§ Exercise details
Examine the material below. Gather every line in which the string "欧州景気版" appears.

§ Data provided
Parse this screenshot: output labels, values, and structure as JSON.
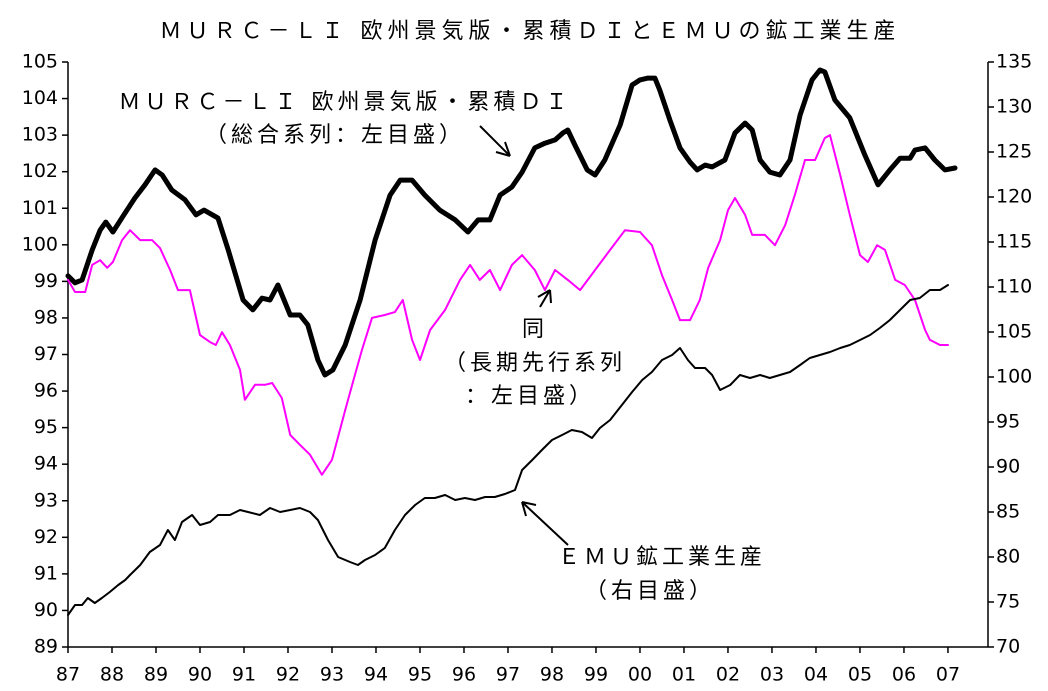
{
  "chart_data": {
    "type": "line",
    "title": "ＭＵＲＣ－ＬＩ 欧州景気版・累積ＤＩとＥＭＵの鉱工業生産",
    "xlim": [
      1987,
      2007.91
    ],
    "xticks": [
      {
        "value": 1987,
        "label": "87"
      },
      {
        "value": 1988,
        "label": "88"
      },
      {
        "value": 1989,
        "label": "89"
      },
      {
        "value": 1990,
        "label": "90"
      },
      {
        "value": 1991,
        "label": "91"
      },
      {
        "value": 1992,
        "label": "92"
      },
      {
        "value": 1993,
        "label": "93"
      },
      {
        "value": 1994,
        "label": "94"
      },
      {
        "value": 1995,
        "label": "95"
      },
      {
        "value": 1996,
        "label": "96"
      },
      {
        "value": 1997,
        "label": "97"
      },
      {
        "value": 1998,
        "label": "98"
      },
      {
        "value": 1999,
        "label": "99"
      },
      {
        "value": 2000,
        "label": "00"
      },
      {
        "value": 2001,
        "label": "01"
      },
      {
        "value": 2002,
        "label": "02"
      },
      {
        "value": 2003,
        "label": "03"
      },
      {
        "value": 2004,
        "label": "04"
      },
      {
        "value": 2005,
        "label": "05"
      },
      {
        "value": 2006,
        "label": "06"
      },
      {
        "value": 2007,
        "label": "07"
      }
    ],
    "ylim": [
      89,
      105
    ],
    "yticks": [
      89,
      90,
      91,
      92,
      93,
      94,
      95,
      96,
      97,
      98,
      99,
      100,
      101,
      102,
      103,
      104,
      105
    ],
    "y2lim": [
      70,
      135
    ],
    "y2ticks": [
      70,
      75,
      80,
      85,
      90,
      95,
      100,
      105,
      110,
      115,
      120,
      125,
      130,
      135
    ],
    "series": [
      {
        "label": [
          "ＭＵＲＣ－ＬＩ 欧州景気版・累積ＤＩ",
          "（総合系列：左目盛）"
        ],
        "color": "#000000",
        "axis": "y",
        "x": [
          1987,
          1987.16,
          1987.32,
          1987.55,
          1987.73,
          1987.86,
          1988.02,
          1988.27,
          1988.52,
          1988.75,
          1988.98,
          1989.14,
          1989.36,
          1989.66,
          1989.91,
          1990.09,
          1990.41,
          1990.64,
          1990.98,
          1991.2,
          1991.41,
          1991.59,
          1991.77,
          1992.05,
          1992.27,
          1992.45,
          1992.68,
          1992.84,
          1993.02,
          1993.3,
          1993.64,
          1993.98,
          1994.32,
          1994.55,
          1994.82,
          1995.11,
          1995.45,
          1995.8,
          1996.09,
          1996.32,
          1996.59,
          1996.82,
          1997.09,
          1997.32,
          1997.61,
          1997.84,
          1998.07,
          1998.25,
          1998.36,
          1998.52,
          1998.8,
          1998.98,
          1999.2,
          1999.55,
          1999.82,
          2000,
          2000.18,
          2000.34,
          2000.45,
          2000.68,
          2000.91,
          2001.14,
          2001.3,
          2001.48,
          2001.64,
          2001.93,
          2002.16,
          2002.39,
          2002.55,
          2002.73,
          2002.95,
          2003.18,
          2003.41,
          2003.64,
          2003.91,
          2004.09,
          2004.2,
          2004.43,
          2004.77,
          2005.11,
          2005.41,
          2005.68,
          2005.91,
          2006.14,
          2006.25,
          2006.48,
          2006.7,
          2006.93,
          2007.16
        ],
        "values": [
          99.15,
          98.96,
          99.04,
          99.86,
          100.4,
          100.62,
          100.35,
          100.82,
          101.28,
          101.64,
          102.05,
          101.91,
          101.5,
          101.23,
          100.82,
          100.95,
          100.73,
          99.86,
          98.49,
          98.22,
          98.54,
          98.49,
          98.9,
          98.08,
          98.08,
          97.81,
          96.85,
          96.44,
          96.58,
          97.26,
          98.49,
          100.13,
          101.36,
          101.77,
          101.77,
          101.36,
          100.95,
          100.68,
          100.35,
          100.68,
          100.68,
          101.36,
          101.58,
          101.99,
          102.65,
          102.78,
          102.87,
          103.06,
          103.14,
          102.73,
          102.05,
          101.91,
          102.32,
          103.28,
          104.37,
          104.51,
          104.56,
          104.56,
          104.23,
          103.41,
          102.65,
          102.26,
          102.05,
          102.18,
          102.13,
          102.32,
          103.06,
          103.33,
          103.14,
          102.32,
          101.99,
          101.91,
          102.32,
          103.55,
          104.51,
          104.78,
          104.73,
          103.96,
          103.47,
          102.46,
          101.64,
          102.05,
          102.37,
          102.37,
          102.59,
          102.65,
          102.32,
          102.05,
          102.1
        ]
      },
      {
        "label": [
          "同",
          "（長期先行系列",
          "：左目盛）"
        ],
        "color": "#ff00ff",
        "axis": "y",
        "x": [
          1987,
          1987.16,
          1987.39,
          1987.55,
          1987.73,
          1987.89,
          1988.02,
          1988.23,
          1988.41,
          1988.64,
          1988.91,
          1989.09,
          1989.32,
          1989.5,
          1989.77,
          1990,
          1990.23,
          1990.36,
          1990.5,
          1990.68,
          1990.91,
          1991.02,
          1991.25,
          1991.48,
          1991.64,
          1991.86,
          1992.05,
          1992.27,
          1992.5,
          1992.77,
          1993,
          1993.3,
          1993.52,
          1993.68,
          1993.91,
          1994.2,
          1994.43,
          1994.61,
          1994.82,
          1995,
          1995.23,
          1995.57,
          1995.91,
          1996.14,
          1996.36,
          1996.59,
          1996.82,
          1997.09,
          1997.32,
          1997.61,
          1997.84,
          1998.07,
          1998.36,
          1998.64,
          1998.98,
          1999.32,
          1999.66,
          2000,
          2000.27,
          2000.5,
          2000.73,
          2000.91,
          2001.14,
          2001.36,
          2001.55,
          2001.82,
          2002,
          2002.16,
          2002.39,
          2002.55,
          2002.84,
          2003.07,
          2003.3,
          2003.52,
          2003.75,
          2003.98,
          2004.2,
          2004.32,
          2004.55,
          2004.77,
          2005,
          2005.18,
          2005.39,
          2005.57,
          2005.8,
          2006.02,
          2006.25,
          2006.48,
          2006.59,
          2006.82,
          2007
        ],
        "values": [
          99.04,
          98.71,
          98.71,
          99.45,
          99.58,
          99.37,
          99.53,
          100.13,
          100.4,
          100.13,
          100.13,
          99.91,
          99.31,
          98.76,
          98.76,
          97.53,
          97.34,
          97.26,
          97.61,
          97.26,
          96.58,
          95.76,
          96.17,
          96.17,
          96.22,
          95.81,
          94.8,
          94.53,
          94.26,
          93.71,
          94.12,
          95.48,
          96.44,
          97.12,
          98,
          98.08,
          98.16,
          98.49,
          97.4,
          96.85,
          97.67,
          98.22,
          99.04,
          99.45,
          99.04,
          99.31,
          98.76,
          99.45,
          99.72,
          99.31,
          98.76,
          99.31,
          99.04,
          98.76,
          99.31,
          99.86,
          100.4,
          100.35,
          99.99,
          99.17,
          98.49,
          97.94,
          97.94,
          98.49,
          99.37,
          100.13,
          100.95,
          101.28,
          100.82,
          100.27,
          100.27,
          99.99,
          100.54,
          101.36,
          102.32,
          102.32,
          102.92,
          103,
          101.91,
          100.82,
          99.72,
          99.53,
          99.99,
          99.86,
          99.04,
          98.9,
          98.49,
          97.67,
          97.4,
          97.26,
          97.26
        ]
      },
      {
        "label": [
          "ＥＭＵ鉱工業生産",
          "（右目盛）"
        ],
        "color": "#000000",
        "axis": "y2",
        "x": [
          1987,
          1987.16,
          1987.32,
          1987.45,
          1987.61,
          1987.77,
          1987.95,
          1988.14,
          1988.3,
          1988.41,
          1988.64,
          1988.86,
          1989.09,
          1989.27,
          1989.43,
          1989.59,
          1989.82,
          1990,
          1990.23,
          1990.41,
          1990.68,
          1990.91,
          1991.09,
          1991.36,
          1991.59,
          1991.82,
          1992.05,
          1992.27,
          1992.5,
          1992.68,
          1992.91,
          1993.14,
          1993.41,
          1993.59,
          1993.75,
          1993.98,
          1994.2,
          1994.43,
          1994.66,
          1994.89,
          1995.11,
          1995.34,
          1995.57,
          1995.8,
          1996.02,
          1996.25,
          1996.48,
          1996.7,
          1996.93,
          1997.16,
          1997.32,
          1997.55,
          1997.77,
          1998,
          1998.23,
          1998.45,
          1998.68,
          1998.91,
          1999.09,
          1999.32,
          1999.59,
          1999.82,
          2000.05,
          2000.27,
          2000.5,
          2000.73,
          2000.91,
          2001.09,
          2001.25,
          2001.48,
          2001.64,
          2001.82,
          2002.05,
          2002.27,
          2002.5,
          2002.73,
          2002.95,
          2003.18,
          2003.41,
          2003.64,
          2003.86,
          2004.09,
          2004.32,
          2004.55,
          2004.77,
          2005,
          2005.23,
          2005.45,
          2005.68,
          2005.91,
          2006.14,
          2006.36,
          2006.59,
          2006.82,
          2007
        ],
        "values": [
          73.56,
          74.67,
          74.67,
          75.44,
          74.89,
          75.44,
          76.11,
          76.89,
          77.44,
          78,
          79.11,
          80.56,
          81.33,
          83,
          81.89,
          83.89,
          84.67,
          83.56,
          83.89,
          84.67,
          84.67,
          85.22,
          85,
          84.67,
          85.44,
          85,
          85.22,
          85.44,
          85,
          84.11,
          81.89,
          80,
          79.44,
          79.11,
          79.67,
          80.22,
          81,
          83,
          84.67,
          85.78,
          86.56,
          86.56,
          86.89,
          86.33,
          86.56,
          86.33,
          86.67,
          86.67,
          87,
          87.44,
          89.67,
          90.78,
          91.89,
          93,
          93.56,
          94.11,
          93.89,
          93.22,
          94.33,
          95.22,
          96.89,
          98.33,
          99.67,
          100.56,
          101.89,
          102.44,
          103.22,
          101.89,
          101,
          101,
          100.22,
          98.56,
          99.11,
          100.22,
          99.89,
          100.22,
          99.89,
          100.22,
          100.56,
          101.33,
          102.11,
          102.44,
          102.78,
          103.22,
          103.56,
          104.11,
          104.67,
          105.44,
          106.33,
          107.44,
          108.56,
          108.78,
          109.67,
          109.67,
          110.22
        ]
      }
    ]
  }
}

§ Task response
    "title": "ＭＵＲＣ－ＬＩ 欧州景気版・累積ＤＩとＥＭＵの鉱工業生産",
          "ＭＵＲＣ－ＬＩ 欧州景気版・累積ＤＩ",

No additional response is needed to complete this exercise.